### PROBLEM DETAILS
Work through the data below line by line and say how many lines hold "tastiera"; give only the number.
======== SUPPLIED DATA ========
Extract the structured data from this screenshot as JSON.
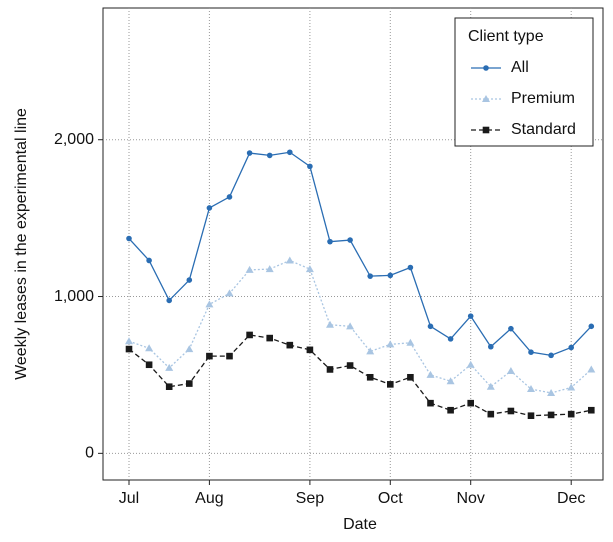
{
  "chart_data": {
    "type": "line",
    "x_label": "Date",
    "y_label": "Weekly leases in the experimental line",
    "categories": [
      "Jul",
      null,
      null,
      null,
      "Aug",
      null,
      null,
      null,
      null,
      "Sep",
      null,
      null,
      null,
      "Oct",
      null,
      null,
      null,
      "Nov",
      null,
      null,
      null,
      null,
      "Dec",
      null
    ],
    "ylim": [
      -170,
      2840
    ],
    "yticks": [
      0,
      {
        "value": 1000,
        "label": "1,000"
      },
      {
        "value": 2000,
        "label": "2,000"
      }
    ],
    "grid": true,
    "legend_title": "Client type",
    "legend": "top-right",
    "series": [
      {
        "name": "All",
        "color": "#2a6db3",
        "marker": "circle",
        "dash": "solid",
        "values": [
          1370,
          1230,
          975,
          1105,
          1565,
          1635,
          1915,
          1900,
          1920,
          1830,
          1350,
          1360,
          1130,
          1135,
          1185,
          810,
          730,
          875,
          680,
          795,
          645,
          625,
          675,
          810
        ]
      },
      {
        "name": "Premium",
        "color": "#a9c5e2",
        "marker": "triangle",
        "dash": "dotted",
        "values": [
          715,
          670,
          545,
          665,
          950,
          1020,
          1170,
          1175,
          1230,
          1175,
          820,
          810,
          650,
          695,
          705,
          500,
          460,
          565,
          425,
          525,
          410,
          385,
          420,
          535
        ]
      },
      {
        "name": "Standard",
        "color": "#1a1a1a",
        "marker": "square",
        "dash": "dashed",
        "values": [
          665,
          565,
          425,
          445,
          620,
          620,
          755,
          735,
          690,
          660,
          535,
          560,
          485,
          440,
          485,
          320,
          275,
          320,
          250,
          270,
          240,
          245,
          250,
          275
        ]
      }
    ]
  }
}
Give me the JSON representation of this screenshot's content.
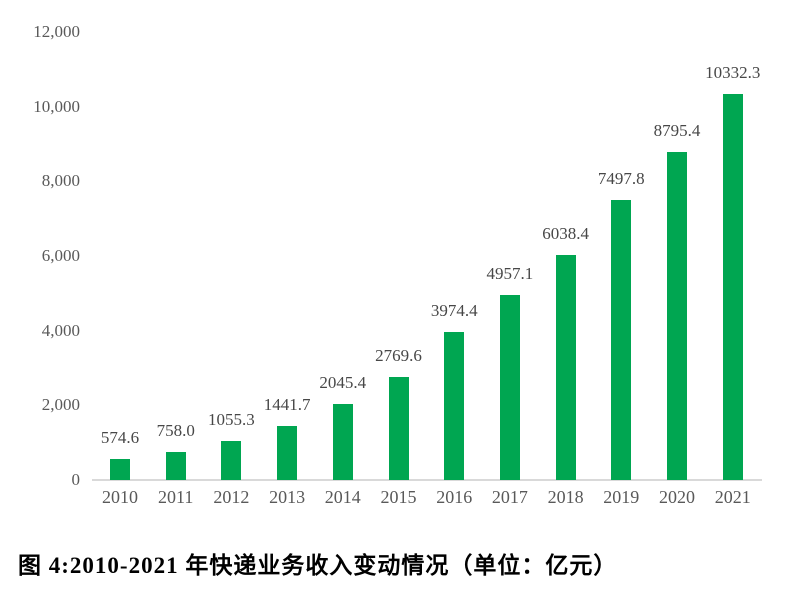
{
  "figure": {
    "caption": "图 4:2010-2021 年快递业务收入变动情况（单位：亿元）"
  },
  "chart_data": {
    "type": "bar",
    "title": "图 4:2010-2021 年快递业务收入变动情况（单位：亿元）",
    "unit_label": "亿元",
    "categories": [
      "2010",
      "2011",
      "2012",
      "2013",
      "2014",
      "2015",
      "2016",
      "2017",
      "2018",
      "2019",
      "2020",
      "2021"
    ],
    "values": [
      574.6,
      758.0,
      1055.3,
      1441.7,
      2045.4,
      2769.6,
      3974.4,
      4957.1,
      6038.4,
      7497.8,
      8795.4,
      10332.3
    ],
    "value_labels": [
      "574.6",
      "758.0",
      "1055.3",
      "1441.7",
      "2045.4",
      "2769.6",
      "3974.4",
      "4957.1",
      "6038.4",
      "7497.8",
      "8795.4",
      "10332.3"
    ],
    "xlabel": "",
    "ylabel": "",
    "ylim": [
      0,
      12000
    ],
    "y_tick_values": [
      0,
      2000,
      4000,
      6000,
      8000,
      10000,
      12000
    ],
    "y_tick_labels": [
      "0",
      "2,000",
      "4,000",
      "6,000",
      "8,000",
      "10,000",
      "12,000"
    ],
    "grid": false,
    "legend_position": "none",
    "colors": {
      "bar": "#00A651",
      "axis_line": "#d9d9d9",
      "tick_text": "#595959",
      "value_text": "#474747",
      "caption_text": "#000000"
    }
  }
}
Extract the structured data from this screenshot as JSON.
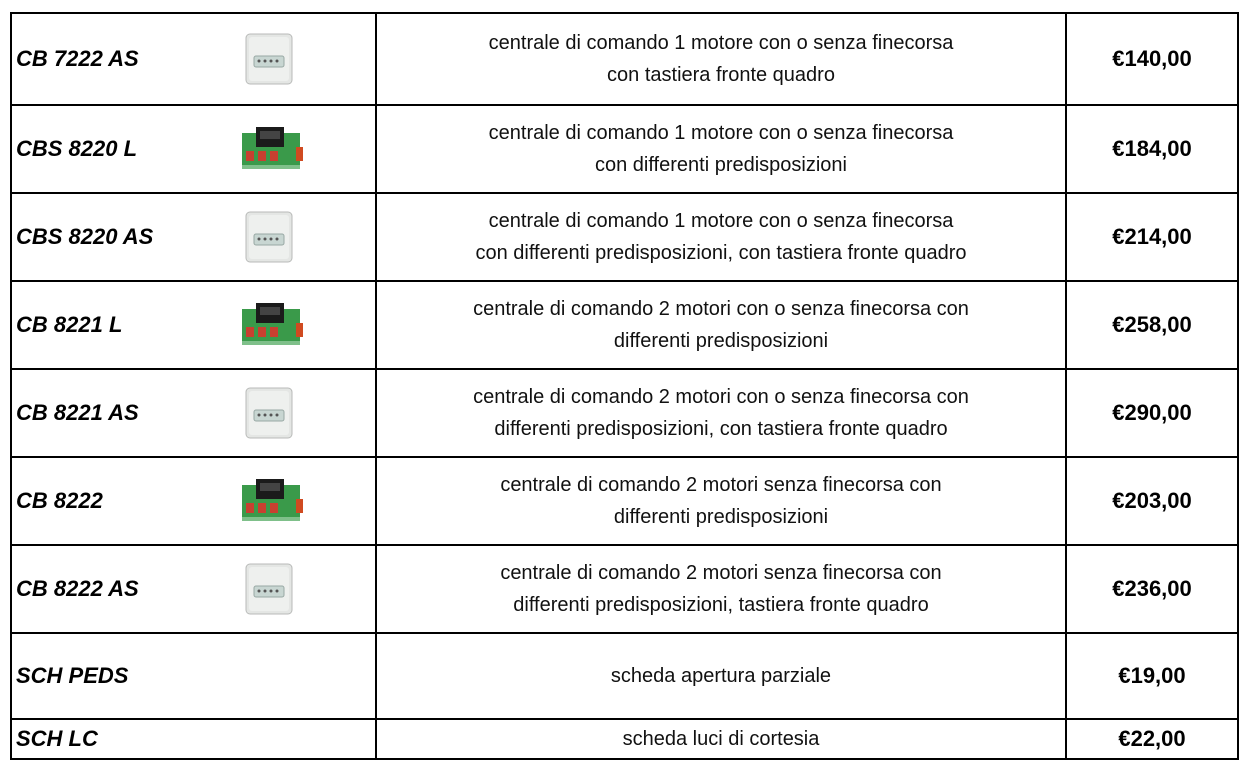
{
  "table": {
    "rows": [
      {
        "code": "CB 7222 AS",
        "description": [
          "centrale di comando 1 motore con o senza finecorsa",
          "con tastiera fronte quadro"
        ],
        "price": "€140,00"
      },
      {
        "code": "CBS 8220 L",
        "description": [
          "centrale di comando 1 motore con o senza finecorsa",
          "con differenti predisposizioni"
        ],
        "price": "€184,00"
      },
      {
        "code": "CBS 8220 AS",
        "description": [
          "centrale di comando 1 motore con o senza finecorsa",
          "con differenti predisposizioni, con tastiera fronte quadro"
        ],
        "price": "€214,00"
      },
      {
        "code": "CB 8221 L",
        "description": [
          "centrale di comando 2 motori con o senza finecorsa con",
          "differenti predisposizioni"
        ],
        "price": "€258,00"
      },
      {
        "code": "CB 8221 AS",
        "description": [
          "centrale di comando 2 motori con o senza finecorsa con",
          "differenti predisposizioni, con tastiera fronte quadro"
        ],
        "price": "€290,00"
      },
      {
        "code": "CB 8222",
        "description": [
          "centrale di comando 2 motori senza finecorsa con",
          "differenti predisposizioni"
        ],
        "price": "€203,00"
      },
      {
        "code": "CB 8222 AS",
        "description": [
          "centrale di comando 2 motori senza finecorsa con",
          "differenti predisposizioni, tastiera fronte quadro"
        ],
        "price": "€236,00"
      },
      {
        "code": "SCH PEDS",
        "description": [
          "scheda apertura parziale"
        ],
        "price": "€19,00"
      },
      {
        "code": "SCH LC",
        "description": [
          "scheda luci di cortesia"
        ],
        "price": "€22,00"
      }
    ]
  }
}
========
======== SUPPLIED DATA ========
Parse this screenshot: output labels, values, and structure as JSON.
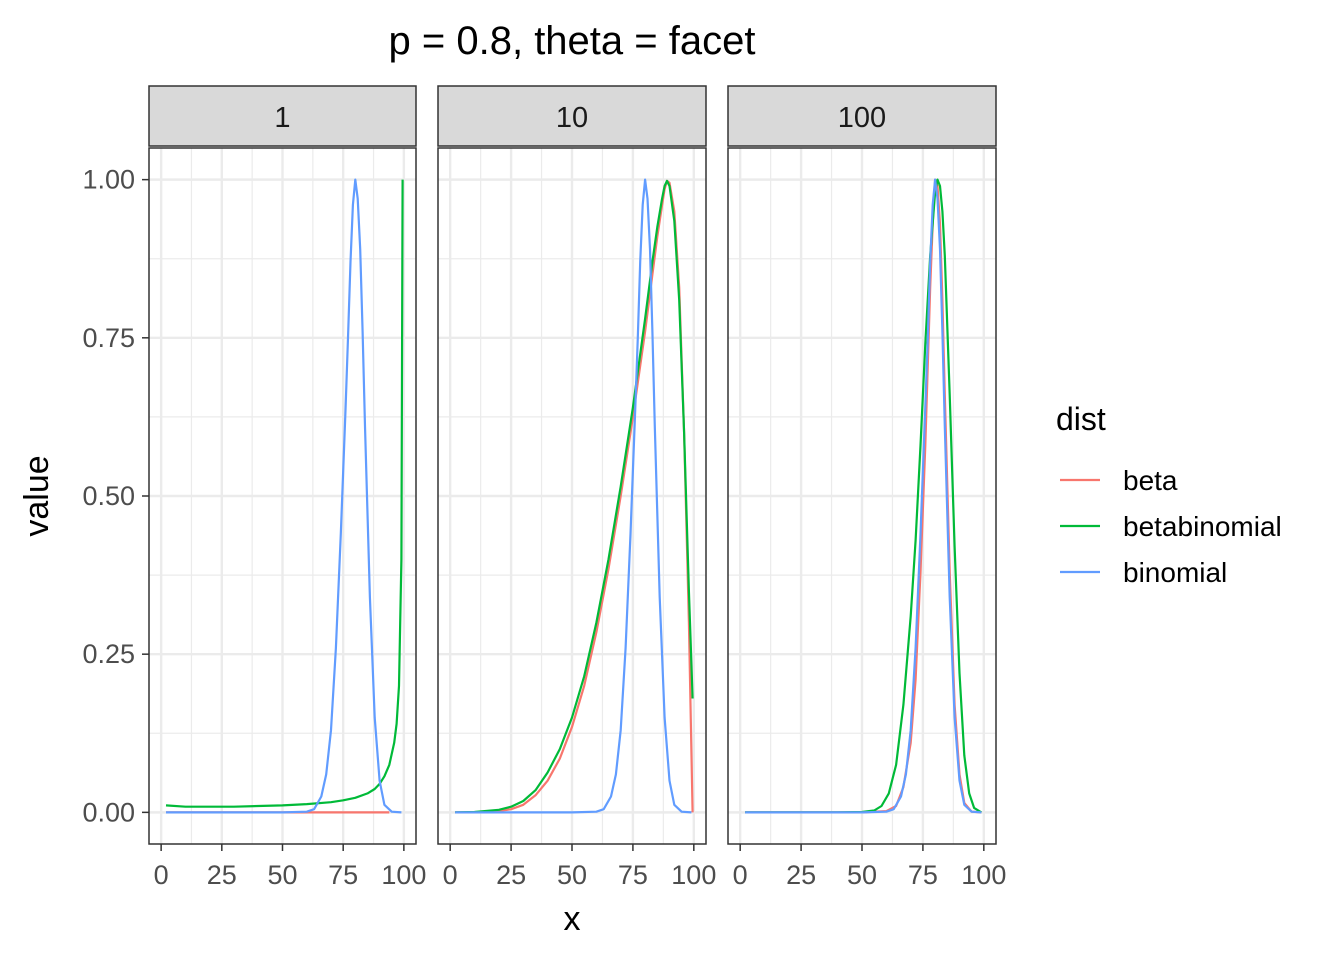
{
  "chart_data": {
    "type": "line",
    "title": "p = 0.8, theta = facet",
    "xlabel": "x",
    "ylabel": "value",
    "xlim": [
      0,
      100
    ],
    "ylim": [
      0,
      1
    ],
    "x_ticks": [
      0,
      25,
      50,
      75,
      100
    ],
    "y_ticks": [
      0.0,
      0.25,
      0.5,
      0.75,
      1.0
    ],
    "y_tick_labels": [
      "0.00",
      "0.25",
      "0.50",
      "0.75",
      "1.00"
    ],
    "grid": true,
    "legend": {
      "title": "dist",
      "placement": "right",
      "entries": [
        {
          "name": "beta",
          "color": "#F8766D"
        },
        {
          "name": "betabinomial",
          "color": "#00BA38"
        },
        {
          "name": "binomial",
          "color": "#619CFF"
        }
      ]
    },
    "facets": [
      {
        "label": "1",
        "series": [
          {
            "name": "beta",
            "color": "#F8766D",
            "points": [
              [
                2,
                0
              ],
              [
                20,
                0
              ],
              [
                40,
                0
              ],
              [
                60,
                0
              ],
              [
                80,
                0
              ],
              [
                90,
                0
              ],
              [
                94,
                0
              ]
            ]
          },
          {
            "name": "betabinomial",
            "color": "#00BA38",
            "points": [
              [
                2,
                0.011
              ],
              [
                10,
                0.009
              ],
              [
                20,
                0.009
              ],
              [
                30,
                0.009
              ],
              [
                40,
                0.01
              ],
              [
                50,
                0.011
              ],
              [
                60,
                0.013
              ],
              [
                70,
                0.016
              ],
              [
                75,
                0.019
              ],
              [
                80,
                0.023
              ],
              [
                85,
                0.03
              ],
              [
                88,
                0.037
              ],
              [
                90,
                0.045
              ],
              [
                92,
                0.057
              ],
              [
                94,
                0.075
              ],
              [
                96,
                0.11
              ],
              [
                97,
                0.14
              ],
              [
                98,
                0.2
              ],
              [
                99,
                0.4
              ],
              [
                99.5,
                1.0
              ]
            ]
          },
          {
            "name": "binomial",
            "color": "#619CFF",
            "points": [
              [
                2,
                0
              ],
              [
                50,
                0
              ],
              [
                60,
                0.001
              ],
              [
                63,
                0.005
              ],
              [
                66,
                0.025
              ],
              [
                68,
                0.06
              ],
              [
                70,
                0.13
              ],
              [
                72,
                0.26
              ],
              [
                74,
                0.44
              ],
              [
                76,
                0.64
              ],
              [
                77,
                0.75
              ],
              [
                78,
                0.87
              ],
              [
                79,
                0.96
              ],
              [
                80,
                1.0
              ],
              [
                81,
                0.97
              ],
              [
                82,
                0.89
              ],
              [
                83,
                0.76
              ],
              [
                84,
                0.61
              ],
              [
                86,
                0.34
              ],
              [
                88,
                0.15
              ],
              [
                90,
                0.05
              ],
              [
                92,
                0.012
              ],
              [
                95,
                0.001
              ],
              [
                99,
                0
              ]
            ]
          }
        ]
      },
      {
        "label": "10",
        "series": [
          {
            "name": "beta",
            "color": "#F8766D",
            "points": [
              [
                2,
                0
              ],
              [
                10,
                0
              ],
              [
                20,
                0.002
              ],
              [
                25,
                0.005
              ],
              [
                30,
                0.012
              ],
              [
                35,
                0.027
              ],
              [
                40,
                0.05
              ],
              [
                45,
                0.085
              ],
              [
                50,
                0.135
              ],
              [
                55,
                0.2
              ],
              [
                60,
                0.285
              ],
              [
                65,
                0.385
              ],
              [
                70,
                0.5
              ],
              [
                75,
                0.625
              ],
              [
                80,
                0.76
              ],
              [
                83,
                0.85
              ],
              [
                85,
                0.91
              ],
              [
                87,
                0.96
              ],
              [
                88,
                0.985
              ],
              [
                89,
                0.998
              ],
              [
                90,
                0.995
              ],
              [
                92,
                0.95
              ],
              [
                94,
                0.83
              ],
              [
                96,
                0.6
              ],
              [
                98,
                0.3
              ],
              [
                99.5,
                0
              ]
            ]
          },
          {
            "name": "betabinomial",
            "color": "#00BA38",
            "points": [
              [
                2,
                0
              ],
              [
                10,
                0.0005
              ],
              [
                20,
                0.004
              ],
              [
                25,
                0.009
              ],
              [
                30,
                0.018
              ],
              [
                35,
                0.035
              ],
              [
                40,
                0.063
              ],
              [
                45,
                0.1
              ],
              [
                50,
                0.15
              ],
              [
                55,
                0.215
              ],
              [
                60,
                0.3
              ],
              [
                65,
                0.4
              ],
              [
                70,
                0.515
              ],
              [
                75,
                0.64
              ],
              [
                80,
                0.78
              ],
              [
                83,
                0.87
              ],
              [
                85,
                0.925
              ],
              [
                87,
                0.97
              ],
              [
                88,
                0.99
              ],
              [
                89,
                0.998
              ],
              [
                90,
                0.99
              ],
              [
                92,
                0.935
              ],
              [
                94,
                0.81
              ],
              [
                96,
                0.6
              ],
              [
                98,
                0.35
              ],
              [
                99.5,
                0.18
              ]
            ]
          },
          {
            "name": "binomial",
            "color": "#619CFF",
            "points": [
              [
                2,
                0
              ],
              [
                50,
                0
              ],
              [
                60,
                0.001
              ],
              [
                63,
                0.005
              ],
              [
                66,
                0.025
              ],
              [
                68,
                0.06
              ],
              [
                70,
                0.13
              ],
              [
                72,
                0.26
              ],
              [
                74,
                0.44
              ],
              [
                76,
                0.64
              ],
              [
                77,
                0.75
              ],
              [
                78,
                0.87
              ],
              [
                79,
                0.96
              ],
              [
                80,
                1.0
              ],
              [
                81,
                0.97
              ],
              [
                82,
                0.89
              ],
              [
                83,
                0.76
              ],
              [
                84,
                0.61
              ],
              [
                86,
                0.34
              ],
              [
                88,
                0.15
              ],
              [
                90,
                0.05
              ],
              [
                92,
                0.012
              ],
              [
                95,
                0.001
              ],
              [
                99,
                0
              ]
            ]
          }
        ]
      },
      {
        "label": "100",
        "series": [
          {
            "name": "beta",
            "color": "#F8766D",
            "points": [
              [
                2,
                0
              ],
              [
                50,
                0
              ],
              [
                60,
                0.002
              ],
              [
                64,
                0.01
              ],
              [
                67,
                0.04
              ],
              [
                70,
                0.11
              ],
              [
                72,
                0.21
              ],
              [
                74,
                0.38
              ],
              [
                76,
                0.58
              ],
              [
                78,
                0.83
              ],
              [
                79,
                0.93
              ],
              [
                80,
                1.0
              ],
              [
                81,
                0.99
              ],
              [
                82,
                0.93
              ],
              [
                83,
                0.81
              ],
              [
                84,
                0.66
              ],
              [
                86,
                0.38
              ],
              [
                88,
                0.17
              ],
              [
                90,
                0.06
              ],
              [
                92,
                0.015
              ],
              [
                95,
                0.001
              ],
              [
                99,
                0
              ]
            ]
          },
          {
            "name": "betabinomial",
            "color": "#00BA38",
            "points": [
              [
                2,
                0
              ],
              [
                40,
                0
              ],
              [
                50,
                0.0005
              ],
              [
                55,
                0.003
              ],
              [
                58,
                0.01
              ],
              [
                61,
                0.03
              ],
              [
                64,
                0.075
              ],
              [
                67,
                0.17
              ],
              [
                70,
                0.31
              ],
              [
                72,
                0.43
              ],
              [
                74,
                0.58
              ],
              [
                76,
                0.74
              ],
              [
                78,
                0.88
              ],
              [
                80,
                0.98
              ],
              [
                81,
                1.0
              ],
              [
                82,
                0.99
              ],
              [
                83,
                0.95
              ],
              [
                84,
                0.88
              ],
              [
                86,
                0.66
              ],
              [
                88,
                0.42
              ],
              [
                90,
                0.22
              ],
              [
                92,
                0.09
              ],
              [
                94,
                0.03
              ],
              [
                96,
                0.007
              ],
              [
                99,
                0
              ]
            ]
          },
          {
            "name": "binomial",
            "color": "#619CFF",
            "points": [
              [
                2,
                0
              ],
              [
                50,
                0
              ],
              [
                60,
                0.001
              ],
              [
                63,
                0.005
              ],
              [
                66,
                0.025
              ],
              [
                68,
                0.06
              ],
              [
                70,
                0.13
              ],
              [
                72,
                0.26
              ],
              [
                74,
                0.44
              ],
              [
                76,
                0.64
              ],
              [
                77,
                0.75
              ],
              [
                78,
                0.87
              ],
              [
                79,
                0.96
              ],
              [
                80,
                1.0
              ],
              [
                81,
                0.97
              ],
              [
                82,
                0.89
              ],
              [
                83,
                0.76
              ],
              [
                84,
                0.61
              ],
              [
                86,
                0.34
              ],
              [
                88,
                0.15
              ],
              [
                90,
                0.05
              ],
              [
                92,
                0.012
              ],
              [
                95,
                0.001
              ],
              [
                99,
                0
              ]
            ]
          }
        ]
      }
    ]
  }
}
========
======== SUPPLIED DATA ========
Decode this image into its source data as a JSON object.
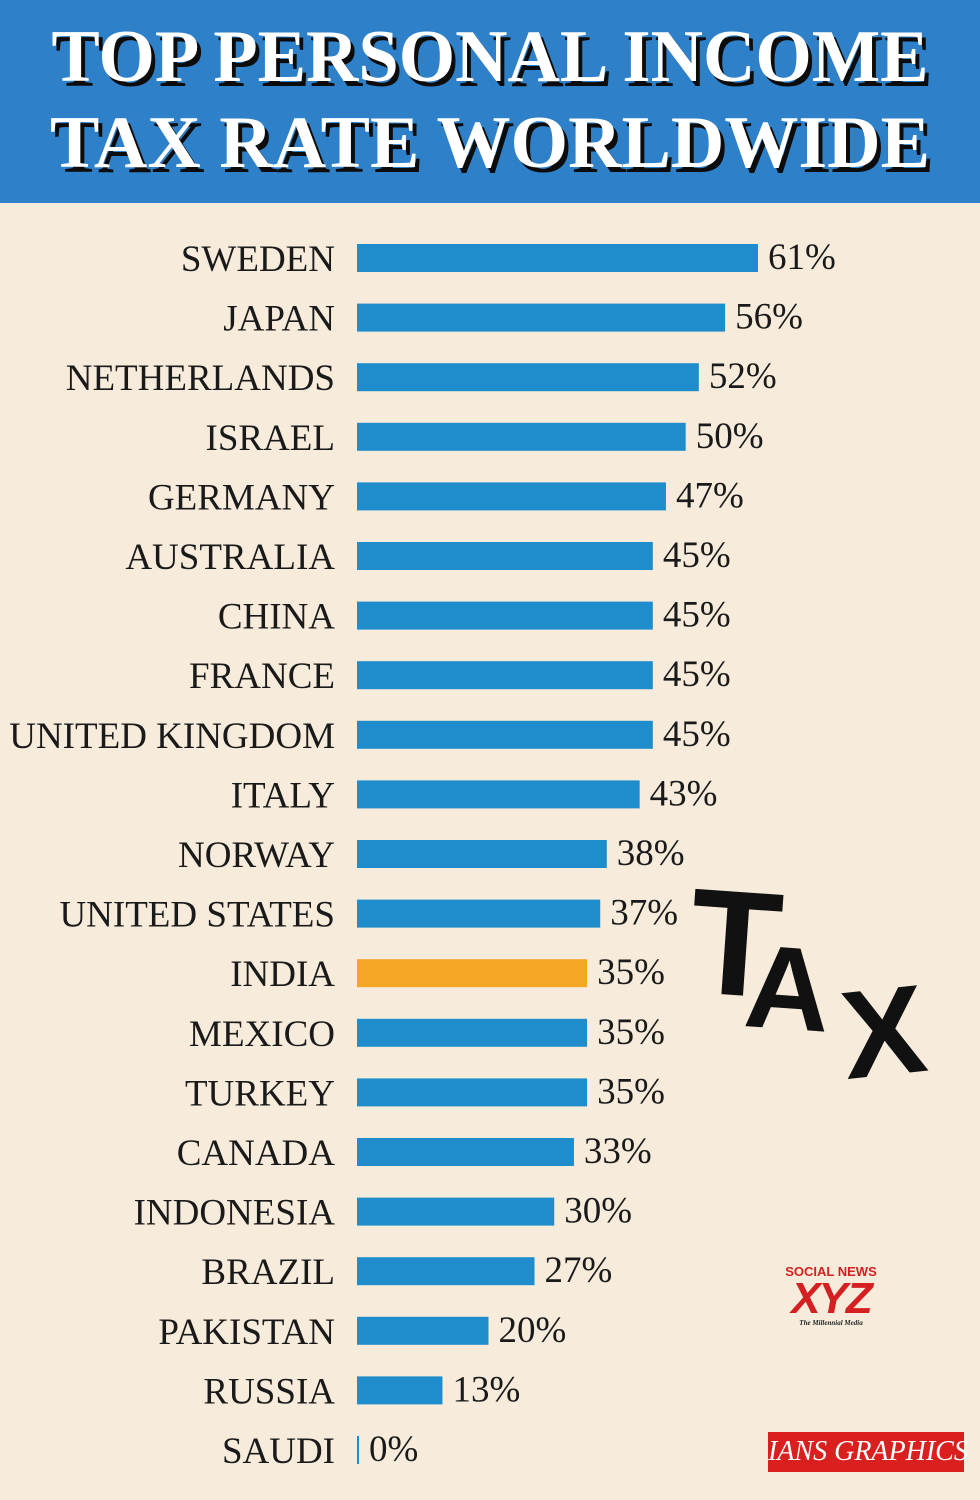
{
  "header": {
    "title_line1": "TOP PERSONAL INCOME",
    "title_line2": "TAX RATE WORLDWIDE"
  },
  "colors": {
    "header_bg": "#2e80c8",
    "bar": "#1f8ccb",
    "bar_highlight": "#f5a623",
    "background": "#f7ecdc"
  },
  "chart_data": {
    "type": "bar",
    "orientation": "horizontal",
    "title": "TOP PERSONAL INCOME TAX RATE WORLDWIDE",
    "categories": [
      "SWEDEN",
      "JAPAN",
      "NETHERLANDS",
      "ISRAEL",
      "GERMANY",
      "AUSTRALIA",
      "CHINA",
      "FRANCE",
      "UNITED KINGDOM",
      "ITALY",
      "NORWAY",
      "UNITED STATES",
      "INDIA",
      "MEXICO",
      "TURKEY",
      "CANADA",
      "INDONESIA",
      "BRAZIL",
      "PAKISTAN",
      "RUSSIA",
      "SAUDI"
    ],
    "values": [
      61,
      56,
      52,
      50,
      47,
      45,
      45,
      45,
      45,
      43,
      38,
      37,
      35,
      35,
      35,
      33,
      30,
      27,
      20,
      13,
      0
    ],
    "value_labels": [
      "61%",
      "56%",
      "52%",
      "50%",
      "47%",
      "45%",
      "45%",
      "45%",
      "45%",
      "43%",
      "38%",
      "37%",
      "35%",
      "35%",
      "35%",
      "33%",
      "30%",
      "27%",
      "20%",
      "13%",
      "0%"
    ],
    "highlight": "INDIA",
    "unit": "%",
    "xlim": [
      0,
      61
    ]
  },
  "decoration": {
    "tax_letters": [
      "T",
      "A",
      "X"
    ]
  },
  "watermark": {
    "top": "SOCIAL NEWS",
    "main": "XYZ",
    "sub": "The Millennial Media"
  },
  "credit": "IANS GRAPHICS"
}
========
### WRITTEN RESPONSE
4